-------- Records for processing
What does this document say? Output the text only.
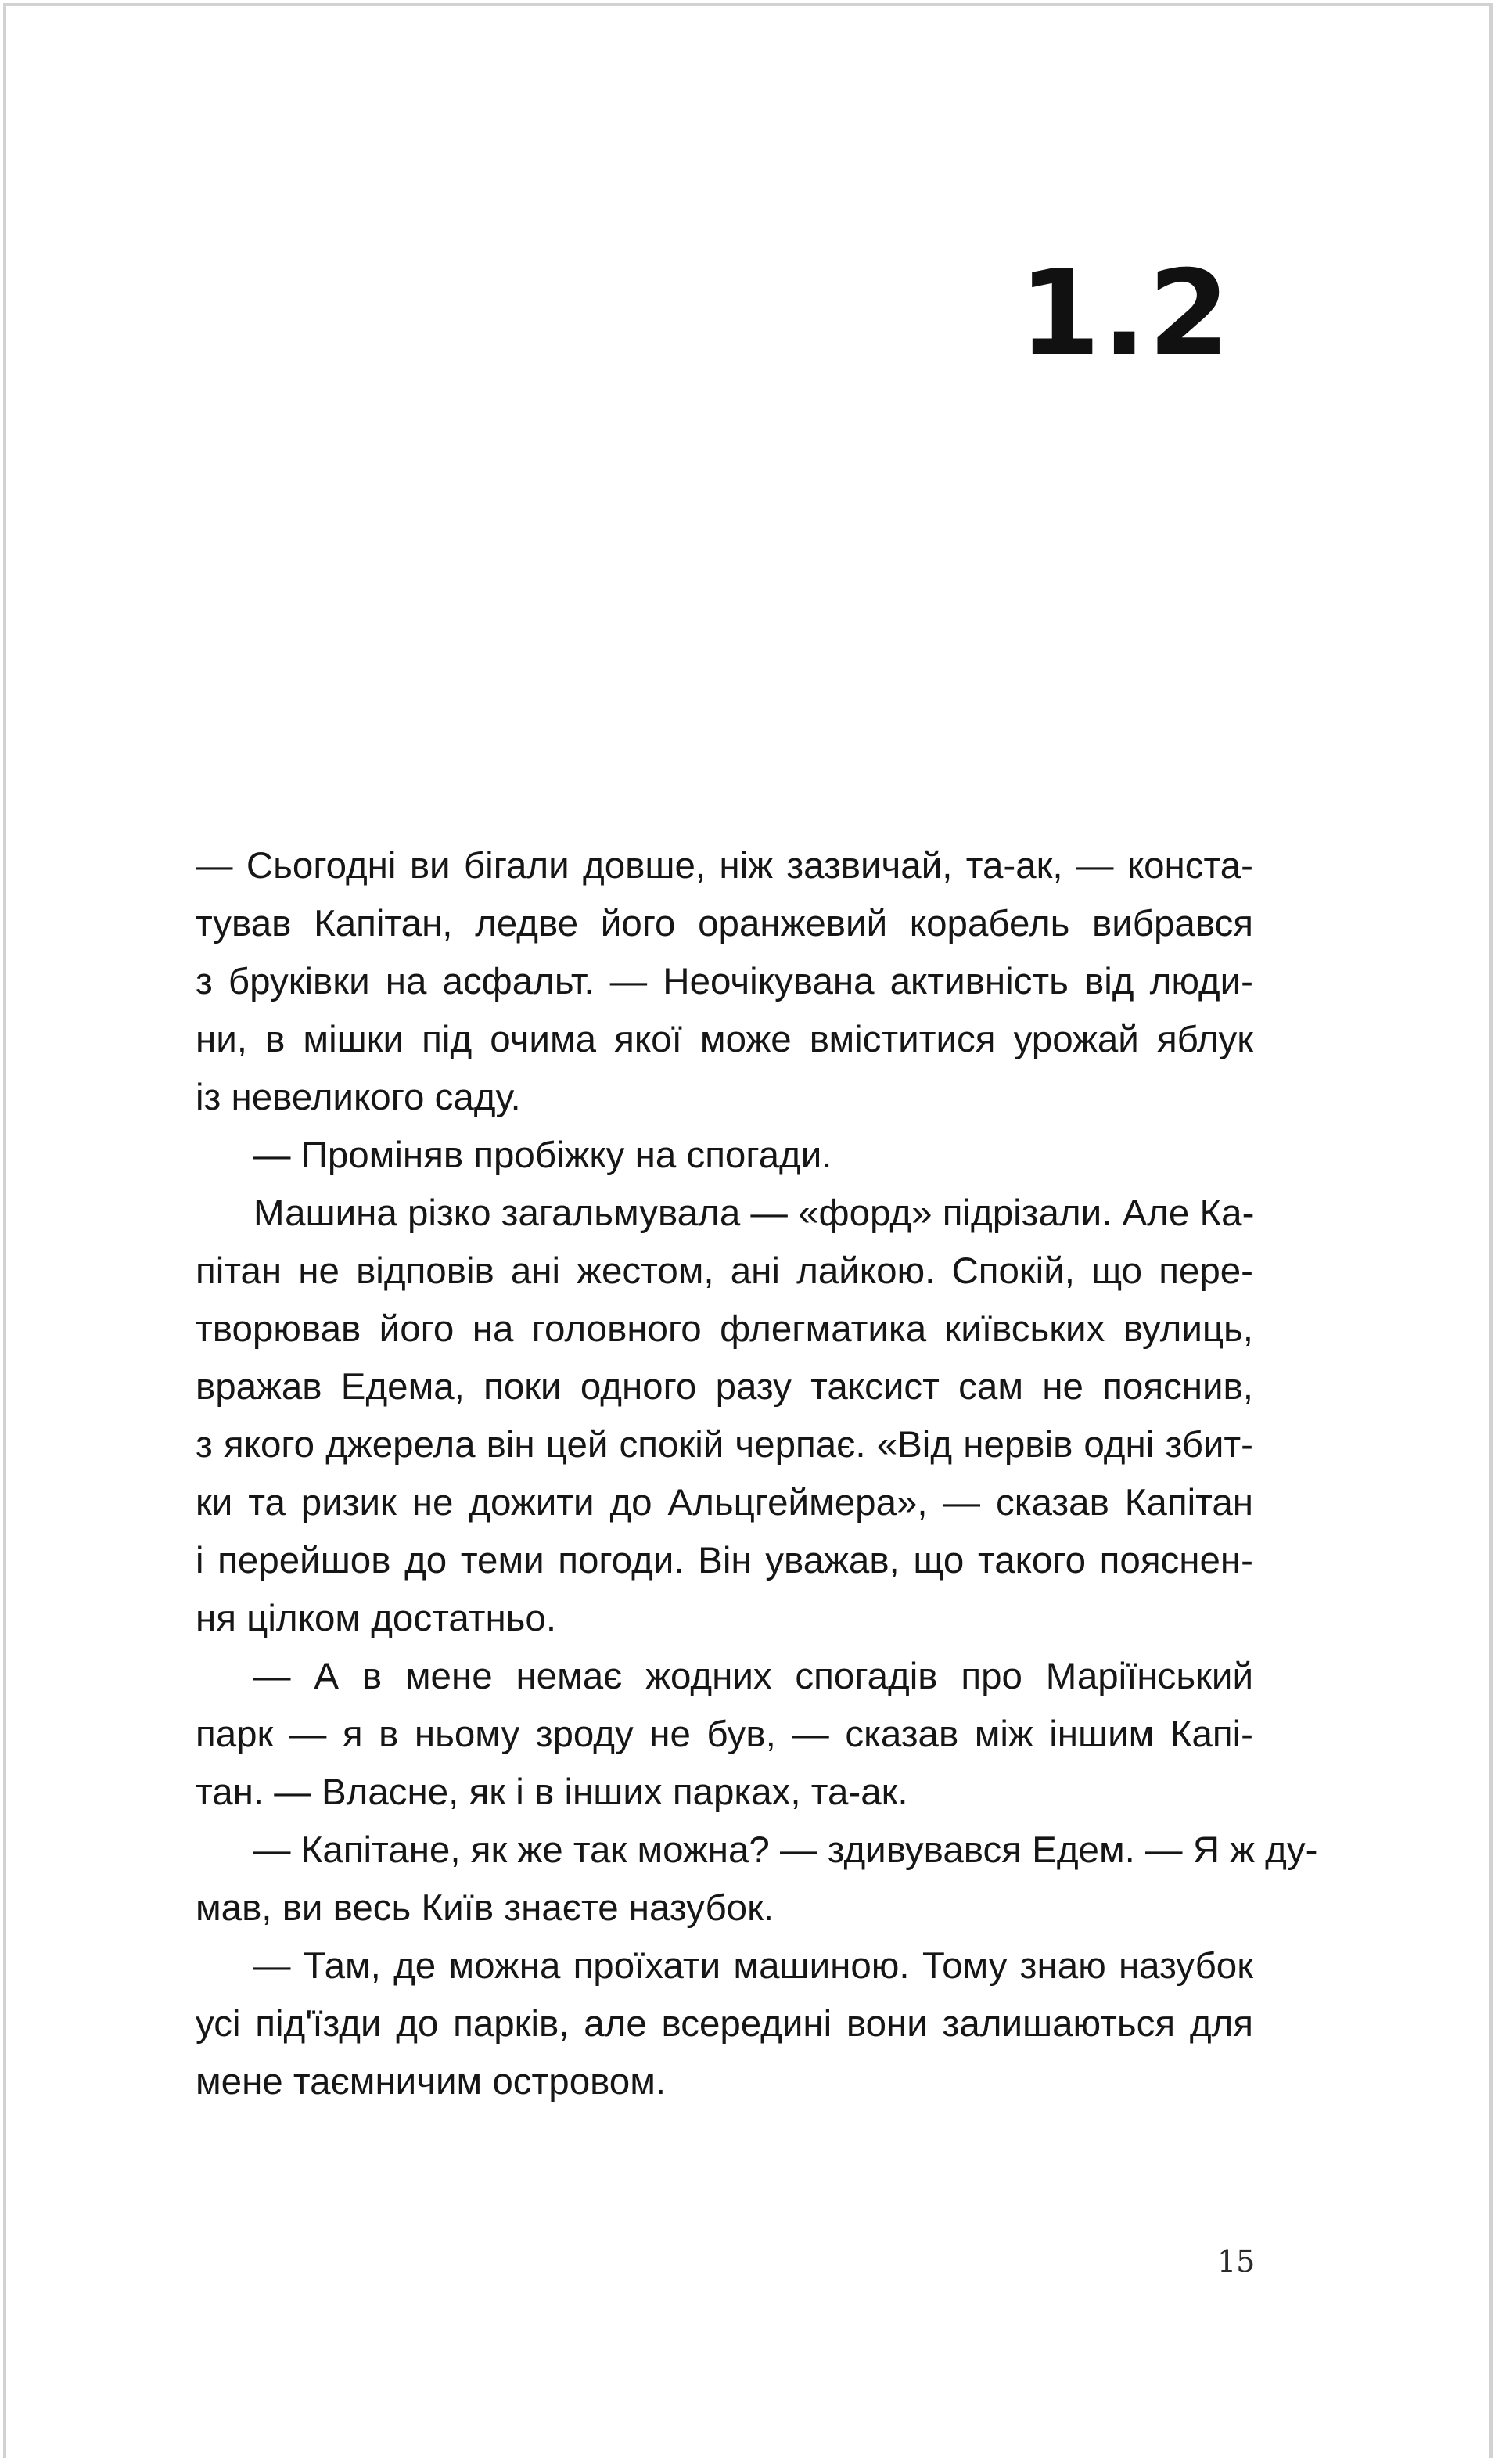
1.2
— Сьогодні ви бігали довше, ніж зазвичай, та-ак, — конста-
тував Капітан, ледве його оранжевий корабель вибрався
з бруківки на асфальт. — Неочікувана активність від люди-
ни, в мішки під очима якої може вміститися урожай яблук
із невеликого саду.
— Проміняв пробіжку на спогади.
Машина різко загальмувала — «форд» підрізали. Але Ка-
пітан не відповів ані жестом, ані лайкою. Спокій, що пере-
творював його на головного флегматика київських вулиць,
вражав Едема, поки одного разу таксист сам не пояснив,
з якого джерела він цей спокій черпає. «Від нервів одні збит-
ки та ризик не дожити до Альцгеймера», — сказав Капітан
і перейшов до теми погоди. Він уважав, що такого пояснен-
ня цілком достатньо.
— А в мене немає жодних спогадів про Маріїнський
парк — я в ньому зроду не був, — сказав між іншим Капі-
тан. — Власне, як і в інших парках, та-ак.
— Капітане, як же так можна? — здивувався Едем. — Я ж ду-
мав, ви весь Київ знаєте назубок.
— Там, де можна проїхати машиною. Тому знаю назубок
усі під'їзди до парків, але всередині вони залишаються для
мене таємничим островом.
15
----------------
#### Job:
Determine the number of lines containing "сказав". Write only that number.

#### In response:
2